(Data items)

--- START ---

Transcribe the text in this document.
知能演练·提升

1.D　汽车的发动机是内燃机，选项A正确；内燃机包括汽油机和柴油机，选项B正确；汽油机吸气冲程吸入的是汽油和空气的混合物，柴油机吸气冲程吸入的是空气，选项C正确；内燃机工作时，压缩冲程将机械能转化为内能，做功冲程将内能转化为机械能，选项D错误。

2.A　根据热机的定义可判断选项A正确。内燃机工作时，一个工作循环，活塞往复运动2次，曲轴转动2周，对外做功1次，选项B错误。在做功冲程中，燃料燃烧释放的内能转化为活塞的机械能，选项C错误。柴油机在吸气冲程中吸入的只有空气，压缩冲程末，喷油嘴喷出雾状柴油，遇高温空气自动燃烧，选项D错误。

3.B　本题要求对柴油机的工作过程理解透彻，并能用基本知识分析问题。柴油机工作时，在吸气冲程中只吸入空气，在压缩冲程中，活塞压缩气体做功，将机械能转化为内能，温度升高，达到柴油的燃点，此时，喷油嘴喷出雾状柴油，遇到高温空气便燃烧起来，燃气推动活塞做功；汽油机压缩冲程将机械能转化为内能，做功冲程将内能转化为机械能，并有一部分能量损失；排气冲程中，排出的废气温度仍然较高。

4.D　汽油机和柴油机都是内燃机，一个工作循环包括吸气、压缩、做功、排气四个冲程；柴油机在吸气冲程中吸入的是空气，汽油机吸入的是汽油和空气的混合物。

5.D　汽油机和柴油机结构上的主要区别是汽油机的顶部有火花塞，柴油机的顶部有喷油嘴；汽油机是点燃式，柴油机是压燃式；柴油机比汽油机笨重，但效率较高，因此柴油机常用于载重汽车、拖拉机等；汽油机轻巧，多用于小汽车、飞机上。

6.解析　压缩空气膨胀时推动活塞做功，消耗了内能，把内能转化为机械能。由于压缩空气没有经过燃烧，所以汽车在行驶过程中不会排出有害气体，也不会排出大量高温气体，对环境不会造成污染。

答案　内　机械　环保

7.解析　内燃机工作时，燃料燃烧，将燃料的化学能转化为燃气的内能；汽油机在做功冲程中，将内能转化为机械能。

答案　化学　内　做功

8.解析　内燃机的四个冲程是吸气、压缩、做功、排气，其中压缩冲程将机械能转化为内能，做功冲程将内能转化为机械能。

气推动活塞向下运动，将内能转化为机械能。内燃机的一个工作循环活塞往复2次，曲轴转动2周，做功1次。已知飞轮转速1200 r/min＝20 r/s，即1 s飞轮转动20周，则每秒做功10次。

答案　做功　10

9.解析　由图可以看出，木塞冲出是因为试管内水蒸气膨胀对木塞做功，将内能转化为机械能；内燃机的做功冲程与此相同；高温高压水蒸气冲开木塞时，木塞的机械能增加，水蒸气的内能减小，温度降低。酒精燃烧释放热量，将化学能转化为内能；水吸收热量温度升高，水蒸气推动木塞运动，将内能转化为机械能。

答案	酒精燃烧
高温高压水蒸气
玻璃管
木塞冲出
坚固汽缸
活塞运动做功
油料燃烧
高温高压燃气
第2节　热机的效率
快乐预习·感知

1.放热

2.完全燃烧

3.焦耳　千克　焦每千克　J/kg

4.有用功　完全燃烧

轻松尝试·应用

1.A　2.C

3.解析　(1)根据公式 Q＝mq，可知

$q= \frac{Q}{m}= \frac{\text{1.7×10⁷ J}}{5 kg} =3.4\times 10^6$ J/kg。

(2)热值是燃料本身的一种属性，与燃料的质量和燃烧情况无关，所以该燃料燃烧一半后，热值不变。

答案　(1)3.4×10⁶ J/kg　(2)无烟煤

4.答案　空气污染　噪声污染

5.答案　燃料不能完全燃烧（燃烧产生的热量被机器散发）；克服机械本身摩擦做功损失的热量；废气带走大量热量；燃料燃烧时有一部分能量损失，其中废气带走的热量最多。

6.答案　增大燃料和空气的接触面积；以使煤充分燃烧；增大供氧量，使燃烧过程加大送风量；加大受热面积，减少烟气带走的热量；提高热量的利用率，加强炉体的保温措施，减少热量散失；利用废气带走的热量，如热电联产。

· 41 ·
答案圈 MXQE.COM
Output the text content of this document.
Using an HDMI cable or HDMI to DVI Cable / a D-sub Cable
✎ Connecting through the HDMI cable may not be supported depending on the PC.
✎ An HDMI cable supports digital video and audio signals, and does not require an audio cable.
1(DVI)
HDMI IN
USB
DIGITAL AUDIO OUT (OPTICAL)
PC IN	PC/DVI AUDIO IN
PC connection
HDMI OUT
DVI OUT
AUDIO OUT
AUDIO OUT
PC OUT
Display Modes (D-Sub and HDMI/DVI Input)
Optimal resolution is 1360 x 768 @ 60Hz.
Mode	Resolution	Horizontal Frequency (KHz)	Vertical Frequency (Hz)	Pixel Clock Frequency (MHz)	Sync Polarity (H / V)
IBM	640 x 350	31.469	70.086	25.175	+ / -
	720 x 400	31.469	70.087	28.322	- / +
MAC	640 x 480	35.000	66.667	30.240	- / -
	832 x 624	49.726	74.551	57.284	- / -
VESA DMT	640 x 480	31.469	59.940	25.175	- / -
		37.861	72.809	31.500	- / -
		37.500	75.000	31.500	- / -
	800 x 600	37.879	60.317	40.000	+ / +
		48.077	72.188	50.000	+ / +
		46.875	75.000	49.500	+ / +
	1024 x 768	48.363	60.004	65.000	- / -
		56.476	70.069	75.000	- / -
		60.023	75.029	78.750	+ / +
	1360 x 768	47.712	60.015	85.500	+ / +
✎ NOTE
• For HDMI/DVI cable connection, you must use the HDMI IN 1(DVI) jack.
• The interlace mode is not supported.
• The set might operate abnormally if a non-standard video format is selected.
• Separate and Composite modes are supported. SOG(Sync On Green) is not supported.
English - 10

--- END ---

Return each line where "内燃机工作时" shows up.

◆ Right answer
1.D　汽车的发动机是内燃机，选项A正确；内燃机包括汽油机和柴油机，选项B正确；汽油机吸气冲程吸入的是汽油和空气的混合物，柴油机吸气冲程吸入的是空气，选项C正确；内燃机工作时，压缩冲程将机械能转化为内能，做功冲程将内能转化为机械能，选项D错误。
2.A　根据热机的定义可判断选项A正确。内燃机工作时，一个工作循环，活塞往复运动2次，曲轴转动2周，对外做功1次，选项B错误。在做功冲程中，燃料燃烧释放的内能转化为活塞的机械能，选项C错误。柴油机在吸气冲程中吸入的只有空气，压缩冲程末，喷油嘴喷出雾状柴油，遇高温空气自动燃烧，选项D错误。
7.解析　内燃机工作时，燃料燃烧，将燃料的化学能转化为燃气的内能；汽油机在做功冲程中，将内能转化为机械能。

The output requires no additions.